*RAW DATA*
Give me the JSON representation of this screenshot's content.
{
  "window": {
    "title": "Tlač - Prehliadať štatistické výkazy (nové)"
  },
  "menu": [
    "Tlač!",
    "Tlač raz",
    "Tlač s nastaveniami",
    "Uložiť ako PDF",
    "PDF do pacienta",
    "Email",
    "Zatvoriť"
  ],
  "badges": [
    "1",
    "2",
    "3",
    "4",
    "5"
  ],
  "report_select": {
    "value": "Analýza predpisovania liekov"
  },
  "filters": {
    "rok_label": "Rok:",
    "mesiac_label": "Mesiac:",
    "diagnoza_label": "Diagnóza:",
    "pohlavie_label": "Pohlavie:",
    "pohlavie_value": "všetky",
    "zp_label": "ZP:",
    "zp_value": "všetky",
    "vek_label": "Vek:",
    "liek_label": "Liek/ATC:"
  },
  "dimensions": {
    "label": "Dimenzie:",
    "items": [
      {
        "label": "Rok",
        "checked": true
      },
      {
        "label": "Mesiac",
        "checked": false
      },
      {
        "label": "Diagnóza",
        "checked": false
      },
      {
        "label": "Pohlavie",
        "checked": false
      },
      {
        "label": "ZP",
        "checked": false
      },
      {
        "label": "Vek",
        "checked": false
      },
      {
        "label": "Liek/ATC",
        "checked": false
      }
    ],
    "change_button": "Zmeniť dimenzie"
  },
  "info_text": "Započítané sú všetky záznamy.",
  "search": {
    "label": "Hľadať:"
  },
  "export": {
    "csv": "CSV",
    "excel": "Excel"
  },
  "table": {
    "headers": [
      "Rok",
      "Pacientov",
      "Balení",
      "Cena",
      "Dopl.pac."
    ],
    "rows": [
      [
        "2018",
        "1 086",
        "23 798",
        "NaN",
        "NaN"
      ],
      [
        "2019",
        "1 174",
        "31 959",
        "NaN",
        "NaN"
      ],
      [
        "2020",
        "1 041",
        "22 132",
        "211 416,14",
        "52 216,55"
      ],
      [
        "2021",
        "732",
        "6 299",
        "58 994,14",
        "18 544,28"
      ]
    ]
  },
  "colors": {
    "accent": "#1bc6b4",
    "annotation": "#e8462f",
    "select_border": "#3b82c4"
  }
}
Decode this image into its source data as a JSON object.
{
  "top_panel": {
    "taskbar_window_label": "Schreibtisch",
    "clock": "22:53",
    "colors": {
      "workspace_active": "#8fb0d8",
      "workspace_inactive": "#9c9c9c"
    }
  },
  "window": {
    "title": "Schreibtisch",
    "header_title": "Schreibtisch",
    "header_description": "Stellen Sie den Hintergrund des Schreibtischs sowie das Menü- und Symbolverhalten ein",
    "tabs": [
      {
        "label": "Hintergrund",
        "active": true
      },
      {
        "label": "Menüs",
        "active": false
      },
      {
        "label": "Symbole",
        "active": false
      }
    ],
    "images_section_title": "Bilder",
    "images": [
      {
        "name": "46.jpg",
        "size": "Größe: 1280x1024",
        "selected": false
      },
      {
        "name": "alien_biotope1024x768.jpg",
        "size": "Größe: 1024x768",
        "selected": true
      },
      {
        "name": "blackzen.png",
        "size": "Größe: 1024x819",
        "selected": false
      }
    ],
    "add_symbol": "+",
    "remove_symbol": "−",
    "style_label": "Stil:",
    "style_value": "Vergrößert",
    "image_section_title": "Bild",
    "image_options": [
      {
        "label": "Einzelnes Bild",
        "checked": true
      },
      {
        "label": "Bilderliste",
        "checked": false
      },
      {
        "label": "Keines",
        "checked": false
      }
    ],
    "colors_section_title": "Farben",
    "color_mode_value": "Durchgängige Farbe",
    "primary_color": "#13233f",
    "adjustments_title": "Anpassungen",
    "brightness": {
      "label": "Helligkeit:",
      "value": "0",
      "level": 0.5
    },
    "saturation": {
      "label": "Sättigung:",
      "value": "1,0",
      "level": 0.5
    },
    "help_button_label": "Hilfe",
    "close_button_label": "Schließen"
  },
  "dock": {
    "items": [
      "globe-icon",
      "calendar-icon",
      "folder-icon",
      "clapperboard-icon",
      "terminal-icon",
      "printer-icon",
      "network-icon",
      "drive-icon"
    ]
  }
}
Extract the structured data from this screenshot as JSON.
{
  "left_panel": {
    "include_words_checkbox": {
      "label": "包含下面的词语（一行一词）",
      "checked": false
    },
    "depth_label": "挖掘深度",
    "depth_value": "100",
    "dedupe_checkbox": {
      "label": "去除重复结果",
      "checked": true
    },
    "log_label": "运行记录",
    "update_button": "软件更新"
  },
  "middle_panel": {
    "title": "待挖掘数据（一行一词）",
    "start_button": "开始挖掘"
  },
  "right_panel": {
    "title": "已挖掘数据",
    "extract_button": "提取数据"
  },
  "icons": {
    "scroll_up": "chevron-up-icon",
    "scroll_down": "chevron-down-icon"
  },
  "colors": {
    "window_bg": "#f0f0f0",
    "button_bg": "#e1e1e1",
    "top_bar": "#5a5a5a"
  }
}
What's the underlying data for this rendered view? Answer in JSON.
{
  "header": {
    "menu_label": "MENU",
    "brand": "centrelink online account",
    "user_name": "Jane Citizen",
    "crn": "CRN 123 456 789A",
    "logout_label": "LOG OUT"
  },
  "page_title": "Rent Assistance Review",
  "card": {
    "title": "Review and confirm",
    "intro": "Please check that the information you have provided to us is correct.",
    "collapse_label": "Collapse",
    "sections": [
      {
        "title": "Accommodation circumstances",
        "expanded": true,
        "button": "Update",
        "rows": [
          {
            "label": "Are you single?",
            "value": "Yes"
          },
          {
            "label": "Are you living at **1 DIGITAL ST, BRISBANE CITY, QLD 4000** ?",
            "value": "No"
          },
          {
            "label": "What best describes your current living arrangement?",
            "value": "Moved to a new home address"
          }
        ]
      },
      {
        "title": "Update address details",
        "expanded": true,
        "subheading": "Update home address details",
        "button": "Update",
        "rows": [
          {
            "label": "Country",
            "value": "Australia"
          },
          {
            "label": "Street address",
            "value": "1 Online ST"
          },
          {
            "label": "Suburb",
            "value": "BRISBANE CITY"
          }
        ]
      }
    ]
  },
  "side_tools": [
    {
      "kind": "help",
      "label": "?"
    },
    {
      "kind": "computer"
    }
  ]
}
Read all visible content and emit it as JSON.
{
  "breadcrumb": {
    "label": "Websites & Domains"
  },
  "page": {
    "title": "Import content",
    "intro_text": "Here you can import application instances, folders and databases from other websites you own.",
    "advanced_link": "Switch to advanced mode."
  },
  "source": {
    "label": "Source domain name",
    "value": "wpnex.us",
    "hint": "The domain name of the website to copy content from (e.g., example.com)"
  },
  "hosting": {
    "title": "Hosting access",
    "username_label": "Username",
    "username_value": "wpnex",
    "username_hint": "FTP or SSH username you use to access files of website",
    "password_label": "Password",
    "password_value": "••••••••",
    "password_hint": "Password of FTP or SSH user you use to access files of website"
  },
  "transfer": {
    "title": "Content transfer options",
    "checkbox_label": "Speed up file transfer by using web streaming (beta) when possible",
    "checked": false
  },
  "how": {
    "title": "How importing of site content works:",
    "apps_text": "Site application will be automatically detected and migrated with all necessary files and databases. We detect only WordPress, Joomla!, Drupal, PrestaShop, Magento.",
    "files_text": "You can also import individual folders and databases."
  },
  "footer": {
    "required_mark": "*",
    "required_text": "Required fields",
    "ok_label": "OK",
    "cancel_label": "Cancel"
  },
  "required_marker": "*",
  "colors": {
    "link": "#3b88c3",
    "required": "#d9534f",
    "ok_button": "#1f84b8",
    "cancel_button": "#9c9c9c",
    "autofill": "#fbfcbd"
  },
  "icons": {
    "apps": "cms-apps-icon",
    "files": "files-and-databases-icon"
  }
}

*INSTRUCTION*
Extract, word for word, each line of the listing above.

*RESULT OF THE TASK*
Give me the JSON representation of this screenshot's content.
{
  "window": {
    "title": "Tlač - Prehliadať štatistické výkazy (nové)"
  },
  "menu": [
    "Tlač!",
    "Tlač raz",
    "Tlač s nastaveniami",
    "Uložiť ako PDF",
    "PDF do pacienta",
    "Email",
    "Zatvoriť"
  ],
  "badges": [
    "1",
    "2",
    "3",
    "4",
    "5"
  ],
  "report_select": {
    "value": "Analýza predpisovania liekov"
  },
  "filters": {
    "rok_label": "Rok:",
    "mesiac_label": "Mesiac:",
    "diagnoza_label": "Diagnóza:",
    "pohlavie_label": "Pohlavie:",
    "pohlavie_value": "všetky",
    "zp_label": "ZP:",
    "zp_value": "všetky",
    "vek_label": "Vek:",
    "liek_label": "Liek/ATC:"
  },
  "dimensions": {
    "label": "Dimenzie:",
    "items": [
      {
        "label": "Rok",
        "checked": true
      },
      {
        "label": "Mesiac",
        "checked": false
      },
      {
        "label": "Diagnóza",
        "checked": false
      },
      {
        "label": "Pohlavie",
        "checked": false
      },
      {
        "label": "ZP",
        "checked": false
      },
      {
        "label": "Vek",
        "checked": false
      },
      {
        "label": "Liek/ATC",
        "checked": false
      }
    ],
    "change_button": "Zmeniť dimenzie"
  },
  "info_text": "Započítané sú všetky záznamy.",
  "search": {
    "label": "Hľadať:"
  },
  "export": {
    "csv": "CSV",
    "excel": "Excel"
  },
  "table": {
    "headers": [
      "Rok",
      "Pacientov",
      "Balení",
      "Cena",
      "Dopl.pac."
    ],
    "rows": [
      [
        "2018",
        "1 086",
        "23 798",
        "NaN",
        "NaN"
      ],
      [
        "2019",
        "1 174",
        "31 959",
        "NaN",
        "NaN"
      ],
      [
        "2020",
        "1 041",
        "22 132",
        "211 416,14",
        "52 216,55"
      ],
      [
        "2021",
        "732",
        "6 299",
        "58 994,14",
        "18 544,28"
      ]
    ]
  },
  "colors": {
    "accent": "#1bc6b4",
    "annotation": "#e8462f",
    "select_border": "#3b82c4"
  }
}
Decode this image into its source data as a JSON object.
{
  "top_panel": {
    "taskbar_window_label": "Schreibtisch",
    "clock": "22:53",
    "colors": {
      "workspace_active": "#8fb0d8",
      "workspace_inactive": "#9c9c9c"
    }
  },
  "window": {
    "title": "Schreibtisch",
    "header_title": "Schreibtisch",
    "header_description": "Stellen Sie den Hintergrund des Schreibtischs sowie das Menü- und Symbolverhalten ein",
    "tabs": [
      {
        "label": "Hintergrund",
        "active": true
      },
      {
        "label": "Menüs",
        "active": false
      },
      {
        "label": "Symbole",
        "active": false
      }
    ],
    "images_section_title": "Bilder",
    "images": [
      {
        "name": "46.jpg",
        "size": "Größe: 1280x1024",
        "selected": false
      },
      {
        "name": "alien_biotope1024x768.jpg",
        "size": "Größe: 1024x768",
        "selected": true
      },
      {
        "name": "blackzen.png",
        "size": "Größe: 1024x819",
        "selected": false
      }
    ],
    "add_symbol": "+",
    "remove_symbol": "−",
    "style_label": "Stil:",
    "style_value": "Vergrößert",
    "image_section_title": "Bild",
    "image_options": [
      {
        "label": "Einzelnes Bild",
        "checked": true
      },
      {
        "label": "Bilderliste",
        "checked": false
      },
      {
        "label": "Keines",
        "checked": false
      }
    ],
    "colors_section_title": "Farben",
    "color_mode_value": "Durchgängige Farbe",
    "primary_color": "#13233f",
    "adjustments_title": "Anpassungen",
    "brightness": {
      "label": "Helligkeit:",
      "value": "0",
      "level": 0.5
    },
    "saturation": {
      "label": "Sättigung:",
      "value": "1,0",
      "level": 0.5
    },
    "help_button_label": "Hilfe",
    "close_button_label": "Schließen"
  },
  "dock": {
    "items": [
      "globe-icon",
      "calendar-icon",
      "folder-icon",
      "clapperboard-icon",
      "terminal-icon",
      "printer-icon",
      "network-icon",
      "drive-icon"
    ]
  }
}
Extract the structured data from this screenshot as JSON.
{
  "left_panel": {
    "include_words_checkbox": {
      "label": "包含下面的词语（一行一词）",
      "checked": false
    },
    "depth_label": "挖掘深度",
    "depth_value": "100",
    "dedupe_checkbox": {
      "label": "去除重复结果",
      "checked": true
    },
    "log_label": "运行记录",
    "update_button": "软件更新"
  },
  "middle_panel": {
    "title": "待挖掘数据（一行一词）",
    "start_button": "开始挖掘"
  },
  "right_panel": {
    "title": "已挖掘数据",
    "extract_button": "提取数据"
  },
  "icons": {
    "scroll_up": "chevron-up-icon",
    "scroll_down": "chevron-down-icon"
  },
  "colors": {
    "window_bg": "#f0f0f0",
    "button_bg": "#e1e1e1",
    "top_bar": "#5a5a5a"
  }
}
What's the underlying data for this rendered view? Answer in JSON.
{
  "header": {
    "menu_label": "MENU",
    "brand": "centrelink online account",
    "user_name": "Jane Citizen",
    "crn": "CRN 123 456 789A",
    "logout_label": "LOG OUT"
  },
  "page_title": "Rent Assistance Review",
  "card": {
    "title": "Review and confirm",
    "intro": "Please check that the information you have provided to us is correct.",
    "collapse_label": "Collapse",
    "sections": [
      {
        "title": "Accommodation circumstances",
        "expanded": true,
        "button": "Update",
        "rows": [
          {
            "label": "Are you single?",
            "value": "Yes"
          },
          {
            "label": "Are you living at **1 DIGITAL ST, BRISBANE CITY, QLD 4000** ?",
            "value": "No"
          },
          {
            "label": "What best describes your current living arrangement?",
            "value": "Moved to a new home address"
          }
        ]
      },
      {
        "title": "Update address details",
        "expanded": true,
        "subheading": "Update home address details",
        "button": "Update",
        "rows": [
          {
            "label": "Country",
            "value": "Australia"
          },
          {
            "label": "Street address",
            "value": "1 Online ST"
          },
          {
            "label": "Suburb",
            "value": "BRISBANE CITY"
          }
        ]
      }
    ]
  },
  "side_tools": [
    {
      "kind": "help",
      "label": "?"
    },
    {
      "kind": "computer"
    }
  ]
}
Read all visible content and emit it as JSON.
{
  "breadcrumb": {
    "label": "Websites & Domains"
  },
  "page": {
    "title": "Import content",
    "intro_text": "Here you can import application instances, folders and databases from other websites you own.",
    "advanced_link": "Switch to advanced mode."
  },
  "source": {
    "label": "Source domain name",
    "value": "wpnex.us",
    "hint": "The domain name of the website to copy content from (e.g., example.com)"
  },
  "hosting": {
    "title": "Hosting access",
    "username_label": "Username",
    "username_value": "wpnex",
    "username_hint": "FTP or SSH username you use to access files of website",
    "password_label": "Password",
    "password_value": "••••••••",
    "password_hint": "Password of FTP or SSH user you use to access files of website"
  },
  "transfer": {
    "title": "Content transfer options",
    "checkbox_label": "Speed up file transfer by using web streaming (beta) when possible",
    "checked": false
  },
  "how": {
    "title": "How importing of site content works:",
    "apps_text": "Site application will be automatically detected and migrated with all necessary files and databases. We detect only WordPress, Joomla!, Drupal, PrestaShop, Magento.",
    "files_text": "You can also import individual folders and databases."
  },
  "footer": {
    "required_mark": "*",
    "required_text": "Required fields",
    "ok_label": "OK",
    "cancel_label": "Cancel"
  },
  "required_marker": "*",
  "colors": {
    "link": "#3b88c3",
    "required": "#d9534f",
    "ok_button": "#1f84b8",
    "cancel_button": "#9c9c9c",
    "autofill": "#fbfcbd"
  },
  "icons": {
    "apps": "cms-apps-icon",
    "files": "files-and-databases-icon"
  }
}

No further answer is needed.